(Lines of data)
== == ==
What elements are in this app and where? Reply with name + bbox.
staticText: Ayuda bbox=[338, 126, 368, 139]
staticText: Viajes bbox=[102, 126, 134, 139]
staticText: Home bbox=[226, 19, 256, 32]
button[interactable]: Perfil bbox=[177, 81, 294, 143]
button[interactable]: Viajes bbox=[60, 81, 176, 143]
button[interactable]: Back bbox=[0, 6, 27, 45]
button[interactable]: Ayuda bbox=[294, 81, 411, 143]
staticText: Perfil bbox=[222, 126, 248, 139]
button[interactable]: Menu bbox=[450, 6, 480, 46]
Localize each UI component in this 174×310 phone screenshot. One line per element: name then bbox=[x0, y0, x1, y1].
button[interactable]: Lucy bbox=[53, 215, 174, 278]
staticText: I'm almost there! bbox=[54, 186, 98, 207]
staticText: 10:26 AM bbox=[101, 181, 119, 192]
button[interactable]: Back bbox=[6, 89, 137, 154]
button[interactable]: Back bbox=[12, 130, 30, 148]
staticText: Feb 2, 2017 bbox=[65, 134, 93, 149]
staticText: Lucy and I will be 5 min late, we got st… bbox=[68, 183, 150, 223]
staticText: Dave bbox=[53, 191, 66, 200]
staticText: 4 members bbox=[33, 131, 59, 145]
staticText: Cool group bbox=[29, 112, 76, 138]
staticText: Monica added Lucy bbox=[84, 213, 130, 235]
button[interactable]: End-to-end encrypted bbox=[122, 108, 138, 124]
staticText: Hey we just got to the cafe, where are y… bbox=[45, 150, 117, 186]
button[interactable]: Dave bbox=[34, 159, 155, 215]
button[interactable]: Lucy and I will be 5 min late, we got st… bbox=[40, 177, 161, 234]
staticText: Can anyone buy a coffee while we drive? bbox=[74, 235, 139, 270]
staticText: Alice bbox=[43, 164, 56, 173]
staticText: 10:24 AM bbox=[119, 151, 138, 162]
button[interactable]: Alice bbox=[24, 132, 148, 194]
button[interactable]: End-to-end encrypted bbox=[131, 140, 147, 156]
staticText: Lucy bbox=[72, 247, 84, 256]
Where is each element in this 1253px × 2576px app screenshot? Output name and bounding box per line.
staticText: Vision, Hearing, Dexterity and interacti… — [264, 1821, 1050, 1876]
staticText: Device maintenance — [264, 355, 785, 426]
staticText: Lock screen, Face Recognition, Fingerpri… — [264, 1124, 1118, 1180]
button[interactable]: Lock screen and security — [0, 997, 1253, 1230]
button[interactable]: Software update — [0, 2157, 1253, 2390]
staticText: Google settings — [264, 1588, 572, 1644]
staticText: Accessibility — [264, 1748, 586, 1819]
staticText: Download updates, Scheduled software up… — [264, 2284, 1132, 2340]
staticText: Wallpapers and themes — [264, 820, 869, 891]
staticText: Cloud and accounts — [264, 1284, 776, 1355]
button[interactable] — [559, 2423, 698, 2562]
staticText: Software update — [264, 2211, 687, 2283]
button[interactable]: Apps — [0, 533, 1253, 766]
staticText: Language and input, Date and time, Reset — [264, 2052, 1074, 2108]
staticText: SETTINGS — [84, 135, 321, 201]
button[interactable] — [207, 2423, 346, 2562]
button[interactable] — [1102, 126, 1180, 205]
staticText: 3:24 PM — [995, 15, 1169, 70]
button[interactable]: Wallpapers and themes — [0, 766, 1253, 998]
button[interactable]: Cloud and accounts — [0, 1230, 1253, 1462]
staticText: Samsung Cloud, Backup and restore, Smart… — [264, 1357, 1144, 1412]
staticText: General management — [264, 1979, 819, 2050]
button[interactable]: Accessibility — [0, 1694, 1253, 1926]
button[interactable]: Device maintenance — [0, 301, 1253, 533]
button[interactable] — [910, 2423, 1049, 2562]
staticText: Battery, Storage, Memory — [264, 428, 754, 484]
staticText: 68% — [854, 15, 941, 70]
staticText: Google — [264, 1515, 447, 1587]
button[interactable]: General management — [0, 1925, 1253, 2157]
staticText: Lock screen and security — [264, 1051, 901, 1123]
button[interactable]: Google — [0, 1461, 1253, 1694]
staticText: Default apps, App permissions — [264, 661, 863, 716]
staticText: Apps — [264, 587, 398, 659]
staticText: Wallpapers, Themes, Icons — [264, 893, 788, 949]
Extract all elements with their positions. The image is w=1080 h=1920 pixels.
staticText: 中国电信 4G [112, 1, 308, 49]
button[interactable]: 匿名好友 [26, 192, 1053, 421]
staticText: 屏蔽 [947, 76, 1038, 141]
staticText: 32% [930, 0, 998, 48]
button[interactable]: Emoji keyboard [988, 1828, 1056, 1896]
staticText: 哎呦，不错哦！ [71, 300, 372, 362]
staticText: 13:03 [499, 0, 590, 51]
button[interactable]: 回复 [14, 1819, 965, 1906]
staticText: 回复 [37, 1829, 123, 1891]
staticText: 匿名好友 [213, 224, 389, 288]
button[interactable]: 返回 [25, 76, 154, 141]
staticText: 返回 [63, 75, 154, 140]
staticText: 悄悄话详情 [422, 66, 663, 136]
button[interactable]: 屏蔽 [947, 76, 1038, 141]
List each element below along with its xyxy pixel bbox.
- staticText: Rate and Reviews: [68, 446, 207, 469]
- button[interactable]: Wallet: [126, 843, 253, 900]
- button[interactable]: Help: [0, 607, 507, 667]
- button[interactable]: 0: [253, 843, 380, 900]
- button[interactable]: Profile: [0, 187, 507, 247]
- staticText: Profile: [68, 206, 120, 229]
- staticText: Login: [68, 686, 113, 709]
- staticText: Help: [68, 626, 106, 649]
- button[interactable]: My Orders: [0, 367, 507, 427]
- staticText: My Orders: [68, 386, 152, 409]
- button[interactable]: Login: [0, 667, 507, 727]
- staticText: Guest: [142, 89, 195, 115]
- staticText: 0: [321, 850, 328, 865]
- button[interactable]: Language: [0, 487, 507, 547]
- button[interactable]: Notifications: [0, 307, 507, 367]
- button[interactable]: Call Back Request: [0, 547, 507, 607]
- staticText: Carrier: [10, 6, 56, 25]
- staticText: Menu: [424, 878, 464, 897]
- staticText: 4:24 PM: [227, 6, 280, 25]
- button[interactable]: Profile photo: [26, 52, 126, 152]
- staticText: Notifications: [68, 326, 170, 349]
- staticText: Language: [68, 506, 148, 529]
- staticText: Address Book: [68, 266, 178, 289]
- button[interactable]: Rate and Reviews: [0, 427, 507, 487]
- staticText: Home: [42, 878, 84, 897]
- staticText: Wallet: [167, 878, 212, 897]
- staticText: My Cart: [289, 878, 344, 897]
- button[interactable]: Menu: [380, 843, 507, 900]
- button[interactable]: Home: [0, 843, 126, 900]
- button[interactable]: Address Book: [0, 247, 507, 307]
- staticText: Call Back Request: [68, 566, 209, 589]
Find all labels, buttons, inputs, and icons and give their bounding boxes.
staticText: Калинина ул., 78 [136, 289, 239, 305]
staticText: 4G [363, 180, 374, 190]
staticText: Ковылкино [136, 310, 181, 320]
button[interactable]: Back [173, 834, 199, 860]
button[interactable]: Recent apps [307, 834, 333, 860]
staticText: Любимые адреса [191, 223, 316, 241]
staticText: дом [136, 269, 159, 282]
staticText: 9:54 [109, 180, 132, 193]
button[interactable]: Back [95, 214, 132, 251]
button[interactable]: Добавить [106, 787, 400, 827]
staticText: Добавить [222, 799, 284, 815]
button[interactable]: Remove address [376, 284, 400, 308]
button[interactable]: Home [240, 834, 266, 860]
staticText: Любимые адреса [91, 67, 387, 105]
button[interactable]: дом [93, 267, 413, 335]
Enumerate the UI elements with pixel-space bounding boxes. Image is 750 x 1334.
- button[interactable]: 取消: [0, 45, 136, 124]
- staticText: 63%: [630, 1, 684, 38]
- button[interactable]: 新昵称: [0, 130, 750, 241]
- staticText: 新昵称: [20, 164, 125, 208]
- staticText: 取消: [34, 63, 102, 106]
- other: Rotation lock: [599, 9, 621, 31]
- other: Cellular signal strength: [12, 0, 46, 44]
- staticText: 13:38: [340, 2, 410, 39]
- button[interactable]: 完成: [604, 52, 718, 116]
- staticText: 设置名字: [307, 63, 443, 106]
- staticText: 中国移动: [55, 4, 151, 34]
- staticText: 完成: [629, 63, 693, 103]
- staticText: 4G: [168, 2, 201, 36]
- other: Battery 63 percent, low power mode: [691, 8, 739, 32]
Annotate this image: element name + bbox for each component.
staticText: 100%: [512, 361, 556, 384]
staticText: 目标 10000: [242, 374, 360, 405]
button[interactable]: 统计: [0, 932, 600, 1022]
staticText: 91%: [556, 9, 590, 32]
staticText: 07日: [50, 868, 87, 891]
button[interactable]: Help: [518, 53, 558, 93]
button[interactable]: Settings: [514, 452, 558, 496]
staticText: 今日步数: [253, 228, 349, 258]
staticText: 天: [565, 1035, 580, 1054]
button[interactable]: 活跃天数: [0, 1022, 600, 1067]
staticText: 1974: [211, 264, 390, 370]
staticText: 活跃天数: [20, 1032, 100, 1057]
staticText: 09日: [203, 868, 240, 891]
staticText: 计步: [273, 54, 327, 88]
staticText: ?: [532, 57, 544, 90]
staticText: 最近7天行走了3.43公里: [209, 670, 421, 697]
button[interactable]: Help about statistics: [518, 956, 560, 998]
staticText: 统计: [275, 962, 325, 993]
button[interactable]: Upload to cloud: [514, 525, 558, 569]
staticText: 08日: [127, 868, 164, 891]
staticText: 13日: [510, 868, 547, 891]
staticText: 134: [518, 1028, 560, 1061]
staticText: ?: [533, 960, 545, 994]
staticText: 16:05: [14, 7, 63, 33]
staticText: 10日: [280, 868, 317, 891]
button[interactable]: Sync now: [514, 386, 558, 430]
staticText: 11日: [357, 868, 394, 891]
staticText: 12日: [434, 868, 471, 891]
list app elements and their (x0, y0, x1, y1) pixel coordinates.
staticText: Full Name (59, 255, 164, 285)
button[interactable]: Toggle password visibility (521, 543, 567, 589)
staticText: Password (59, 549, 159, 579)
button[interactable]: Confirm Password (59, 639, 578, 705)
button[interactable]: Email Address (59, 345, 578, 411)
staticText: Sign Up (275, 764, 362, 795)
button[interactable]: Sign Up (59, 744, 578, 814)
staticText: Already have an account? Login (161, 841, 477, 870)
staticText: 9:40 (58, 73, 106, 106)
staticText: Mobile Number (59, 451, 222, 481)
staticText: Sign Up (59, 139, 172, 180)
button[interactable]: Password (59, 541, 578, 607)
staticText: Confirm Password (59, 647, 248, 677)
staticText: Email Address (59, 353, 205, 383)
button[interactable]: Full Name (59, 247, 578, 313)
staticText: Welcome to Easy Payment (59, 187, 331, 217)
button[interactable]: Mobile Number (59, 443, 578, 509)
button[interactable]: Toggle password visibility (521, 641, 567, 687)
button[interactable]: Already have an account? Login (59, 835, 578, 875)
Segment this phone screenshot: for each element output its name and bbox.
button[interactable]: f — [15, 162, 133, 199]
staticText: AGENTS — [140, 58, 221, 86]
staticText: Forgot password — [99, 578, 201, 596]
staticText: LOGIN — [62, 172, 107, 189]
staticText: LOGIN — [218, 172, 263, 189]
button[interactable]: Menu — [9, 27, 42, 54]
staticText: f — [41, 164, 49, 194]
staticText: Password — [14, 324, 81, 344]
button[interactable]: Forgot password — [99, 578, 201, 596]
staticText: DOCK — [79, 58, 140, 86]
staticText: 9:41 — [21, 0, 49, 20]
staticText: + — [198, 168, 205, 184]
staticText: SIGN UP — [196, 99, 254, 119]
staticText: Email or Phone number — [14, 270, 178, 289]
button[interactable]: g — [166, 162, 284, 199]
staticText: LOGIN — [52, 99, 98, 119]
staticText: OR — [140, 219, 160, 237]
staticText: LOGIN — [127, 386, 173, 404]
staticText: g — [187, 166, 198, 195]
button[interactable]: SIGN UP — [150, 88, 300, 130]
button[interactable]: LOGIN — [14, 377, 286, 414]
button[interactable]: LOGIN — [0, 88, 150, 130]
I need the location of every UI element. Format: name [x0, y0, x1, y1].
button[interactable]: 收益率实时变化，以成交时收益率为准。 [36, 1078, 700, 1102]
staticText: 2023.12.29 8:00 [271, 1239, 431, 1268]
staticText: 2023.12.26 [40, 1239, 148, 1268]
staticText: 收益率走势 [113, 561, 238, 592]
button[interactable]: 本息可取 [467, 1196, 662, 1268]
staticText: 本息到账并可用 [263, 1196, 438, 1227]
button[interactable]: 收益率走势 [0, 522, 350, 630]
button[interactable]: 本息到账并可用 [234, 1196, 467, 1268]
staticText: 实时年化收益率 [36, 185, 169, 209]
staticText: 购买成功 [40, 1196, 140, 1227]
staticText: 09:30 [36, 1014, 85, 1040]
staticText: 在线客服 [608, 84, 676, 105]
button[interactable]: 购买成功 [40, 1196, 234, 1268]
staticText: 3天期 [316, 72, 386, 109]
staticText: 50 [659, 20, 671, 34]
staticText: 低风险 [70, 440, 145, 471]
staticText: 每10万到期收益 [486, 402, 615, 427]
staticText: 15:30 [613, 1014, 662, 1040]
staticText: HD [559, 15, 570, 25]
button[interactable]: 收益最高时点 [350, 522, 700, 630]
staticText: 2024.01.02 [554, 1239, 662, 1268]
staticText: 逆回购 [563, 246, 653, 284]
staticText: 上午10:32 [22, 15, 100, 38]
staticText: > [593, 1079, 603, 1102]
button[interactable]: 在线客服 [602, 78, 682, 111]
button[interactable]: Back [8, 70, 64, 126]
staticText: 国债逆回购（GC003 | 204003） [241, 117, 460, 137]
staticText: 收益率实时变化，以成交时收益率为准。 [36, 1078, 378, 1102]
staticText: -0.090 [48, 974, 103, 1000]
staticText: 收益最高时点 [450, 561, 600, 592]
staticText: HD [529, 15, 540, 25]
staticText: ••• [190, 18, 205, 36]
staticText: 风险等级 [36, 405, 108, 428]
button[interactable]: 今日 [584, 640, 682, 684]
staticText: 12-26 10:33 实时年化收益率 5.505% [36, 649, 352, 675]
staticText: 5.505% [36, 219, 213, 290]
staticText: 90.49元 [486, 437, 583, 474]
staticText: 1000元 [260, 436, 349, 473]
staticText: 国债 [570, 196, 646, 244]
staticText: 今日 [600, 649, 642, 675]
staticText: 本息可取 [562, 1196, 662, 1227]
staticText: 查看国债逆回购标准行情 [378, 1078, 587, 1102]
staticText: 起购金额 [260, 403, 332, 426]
== == ==
■ TASK INSTRUCTIONS ■
Rewrite the lines from the start of the items through the line containing "staticText: Device maintenance", changing "Back" to "Return" and keeping everything else the same.

■ FULL RESPONSE ■
What elements are in this app and where? Reply with name + bbox.
staticText: Ayuda bbox=[338, 126, 368, 139]
staticText: Viajes bbox=[102, 126, 134, 139]
staticText: Home bbox=[226, 19, 256, 32]
button[interactable]: Perfil bbox=[177, 81, 294, 143]
button[interactable]: Viajes bbox=[60, 81, 176, 143]
button[interactable]: Return bbox=[0, 6, 27, 45]
button[interactable]: Ayuda bbox=[294, 81, 411, 143]
staticText: Perfil bbox=[222, 126, 248, 139]
button[interactable]: Menu bbox=[450, 6, 480, 46]
Localize each UI component in this 174×310 phone screenshot. One line per element: name then bbox=[x0, y0, x1, y1].
button[interactable]: Lucy bbox=[53, 215, 174, 278]
staticText: I'm almost there! bbox=[54, 186, 98, 207]
staticText: 10:26 AM bbox=[101, 181, 119, 192]
button[interactable]: Return bbox=[6, 89, 137, 154]
button[interactable]: Return bbox=[12, 130, 30, 148]
staticText: Feb 2, 2017 bbox=[65, 134, 93, 149]
staticText: Lucy and I will be 5 min late, we got st… bbox=[68, 183, 150, 223]
staticText: Dave bbox=[53, 191, 66, 200]
staticText: 4 members bbox=[33, 131, 59, 145]
staticText: Cool group bbox=[29, 112, 76, 138]
staticText: Monica added Lucy bbox=[84, 213, 130, 235]
button[interactable]: End-to-end encrypted bbox=[122, 108, 138, 124]
staticText: Hey we just got to the cafe, where are y… bbox=[45, 150, 117, 186]
button[interactable]: Dave bbox=[34, 159, 155, 215]
button[interactable]: Lucy and I will be 5 min late, we got st… bbox=[40, 177, 161, 234]
staticText: Can anyone buy a coffee while we drive? bbox=[74, 235, 139, 270]
staticText: Alice bbox=[43, 164, 56, 173]
staticText: 10:24 AM bbox=[119, 151, 138, 162]
button[interactable]: Alice bbox=[24, 132, 148, 194]
button[interactable]: End-to-end encrypted bbox=[131, 140, 147, 156]
staticText: Lucy bbox=[72, 247, 84, 256]
Where is each element in this 1253px × 2576px app screenshot? Output name and bounding box per line.
staticText: Vision, Hearing, Dexterity and interacti… — [264, 1821, 1050, 1876]
staticText: Device maintenance — [264, 355, 785, 426]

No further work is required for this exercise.